What the task requires -> Copy every record below exactly.

** start Data extract **

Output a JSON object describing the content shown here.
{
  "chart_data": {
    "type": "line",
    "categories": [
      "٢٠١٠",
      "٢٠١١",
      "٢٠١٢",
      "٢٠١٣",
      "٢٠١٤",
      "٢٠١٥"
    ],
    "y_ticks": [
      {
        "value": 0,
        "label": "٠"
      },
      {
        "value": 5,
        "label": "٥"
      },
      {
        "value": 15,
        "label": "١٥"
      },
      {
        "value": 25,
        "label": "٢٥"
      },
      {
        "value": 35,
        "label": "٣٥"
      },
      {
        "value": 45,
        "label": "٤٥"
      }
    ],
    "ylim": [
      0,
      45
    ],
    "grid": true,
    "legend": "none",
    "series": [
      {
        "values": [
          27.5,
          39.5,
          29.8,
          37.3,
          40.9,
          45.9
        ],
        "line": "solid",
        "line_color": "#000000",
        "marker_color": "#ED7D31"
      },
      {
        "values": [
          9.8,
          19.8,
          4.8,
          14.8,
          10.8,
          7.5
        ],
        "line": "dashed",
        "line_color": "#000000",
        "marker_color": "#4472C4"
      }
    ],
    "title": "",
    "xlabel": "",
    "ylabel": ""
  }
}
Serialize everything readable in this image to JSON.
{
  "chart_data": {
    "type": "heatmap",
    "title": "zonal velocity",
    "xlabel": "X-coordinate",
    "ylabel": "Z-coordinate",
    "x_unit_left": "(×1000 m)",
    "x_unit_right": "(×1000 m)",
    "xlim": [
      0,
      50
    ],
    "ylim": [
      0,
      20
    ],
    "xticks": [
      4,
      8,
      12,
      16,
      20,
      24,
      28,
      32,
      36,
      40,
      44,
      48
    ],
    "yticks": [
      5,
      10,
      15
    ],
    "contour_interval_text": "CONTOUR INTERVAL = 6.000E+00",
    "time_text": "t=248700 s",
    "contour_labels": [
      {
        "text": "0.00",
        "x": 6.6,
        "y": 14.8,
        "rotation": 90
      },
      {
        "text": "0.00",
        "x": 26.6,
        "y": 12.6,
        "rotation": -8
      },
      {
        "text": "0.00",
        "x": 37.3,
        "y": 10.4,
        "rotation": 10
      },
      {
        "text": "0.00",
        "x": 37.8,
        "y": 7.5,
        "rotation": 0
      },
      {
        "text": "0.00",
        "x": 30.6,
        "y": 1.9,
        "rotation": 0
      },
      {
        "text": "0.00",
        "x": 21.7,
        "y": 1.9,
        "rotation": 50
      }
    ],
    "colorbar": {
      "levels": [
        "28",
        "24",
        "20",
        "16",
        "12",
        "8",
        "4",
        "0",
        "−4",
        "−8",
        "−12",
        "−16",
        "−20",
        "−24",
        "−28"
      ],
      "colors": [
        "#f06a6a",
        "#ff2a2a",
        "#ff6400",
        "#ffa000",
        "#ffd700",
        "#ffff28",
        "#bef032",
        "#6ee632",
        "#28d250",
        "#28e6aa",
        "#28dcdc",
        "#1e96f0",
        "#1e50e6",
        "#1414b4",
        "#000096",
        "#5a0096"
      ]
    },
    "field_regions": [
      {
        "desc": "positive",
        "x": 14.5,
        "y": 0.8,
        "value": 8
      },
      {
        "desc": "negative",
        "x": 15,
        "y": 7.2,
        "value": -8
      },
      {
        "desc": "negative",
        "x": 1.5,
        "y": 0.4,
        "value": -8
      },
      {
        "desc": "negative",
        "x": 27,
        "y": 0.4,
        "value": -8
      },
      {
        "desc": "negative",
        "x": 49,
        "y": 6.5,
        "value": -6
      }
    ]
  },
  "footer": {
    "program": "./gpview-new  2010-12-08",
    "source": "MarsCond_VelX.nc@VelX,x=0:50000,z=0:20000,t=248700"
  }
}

** end Data extract **

Solution below ->
Output a JSON object describing the content shown here.
{
  "chart_data": {
    "type": "line",
    "categories": [
      "٢٠١٠",
      "٢٠١١",
      "٢٠١٢",
      "٢٠١٣",
      "٢٠١٤",
      "٢٠١٥"
    ],
    "y_ticks": [
      {
        "value": 0,
        "label": "٠"
      },
      {
        "value": 5,
        "label": "٥"
      },
      {
        "value": 15,
        "label": "١٥"
      },
      {
        "value": 25,
        "label": "٢٥"
      },
      {
        "value": 35,
        "label": "٣٥"
      },
      {
        "value": 45,
        "label": "٤٥"
      }
    ],
    "ylim": [
      0,
      45
    ],
    "grid": true,
    "legend": "none",
    "series": [
      {
        "values": [
          27.5,
          39.5,
          29.8,
          37.3,
          40.9,
          45.9
        ],
        "line": "solid",
        "line_color": "#000000",
        "marker_color": "#ED7D31"
      },
      {
        "values": [
          9.8,
          19.8,
          4.8,
          14.8,
          10.8,
          7.5
        ],
        "line": "dashed",
        "line_color": "#000000",
        "marker_color": "#4472C4"
      }
    ],
    "title": "",
    "xlabel": "",
    "ylabel": ""
  }
}
Serialize everything readable in this image to JSON.
{
  "chart_data": {
    "type": "heatmap",
    "title": "zonal velocity",
    "xlabel": "X-coordinate",
    "ylabel": "Z-coordinate",
    "x_unit_left": "(×1000 m)",
    "x_unit_right": "(×1000 m)",
    "xlim": [
      0,
      50
    ],
    "ylim": [
      0,
      20
    ],
    "xticks": [
      4,
      8,
      12,
      16,
      20,
      24,
      28,
      32,
      36,
      40,
      44,
      48
    ],
    "yticks": [
      5,
      10,
      15
    ],
    "contour_interval_text": "CONTOUR INTERVAL = 6.000E+00",
    "time_text": "t=248700 s",
    "contour_labels": [
      {
        "text": "0.00",
        "x": 6.6,
        "y": 14.8,
        "rotation": 90
      },
      {
        "text": "0.00",
        "x": 26.6,
        "y": 12.6,
        "rotation": -8
      },
      {
        "text": "0.00",
        "x": 37.3,
        "y": 10.4,
        "rotation": 10
      },
      {
        "text": "0.00",
        "x": 37.8,
        "y": 7.5,
        "rotation": 0
      },
      {
        "text": "0.00",
        "x": 30.6,
        "y": 1.9,
        "rotation": 0
      },
      {
        "text": "0.00",
        "x": 21.7,
        "y": 1.9,
        "rotation": 50
      }
    ],
    "colorbar": {
      "levels": [
        "28",
        "24",
        "20",
        "16",
        "12",
        "8",
        "4",
        "0",
        "−4",
        "−8",
        "−12",
        "−16",
        "−20",
        "−24",
        "−28"
      ],
      "colors": [
        "#f06a6a",
        "#ff2a2a",
        "#ff6400",
        "#ffa000",
        "#ffd700",
        "#ffff28",
        "#bef032",
        "#6ee632",
        "#28d250",
        "#28e6aa",
        "#28dcdc",
        "#1e96f0",
        "#1e50e6",
        "#1414b4",
        "#000096",
        "#5a0096"
      ]
    },
    "field_regions": [
      {
        "desc": "positive",
        "x": 14.5,
        "y": 0.8,
        "value": 8
      },
      {
        "desc": "negative",
        "x": 15,
        "y": 7.2,
        "value": -8
      },
      {
        "desc": "negative",
        "x": 1.5,
        "y": 0.4,
        "value": -8
      },
      {
        "desc": "negative",
        "x": 27,
        "y": 0.4,
        "value": -8
      },
      {
        "desc": "negative",
        "x": 49,
        "y": 6.5,
        "value": -6
      }
    ]
  },
  "footer": {
    "program": "./gpview-new  2010-12-08",
    "source": "MarsCond_VelX.nc@VelX,x=0:50000,z=0:20000,t=248700"
  }
}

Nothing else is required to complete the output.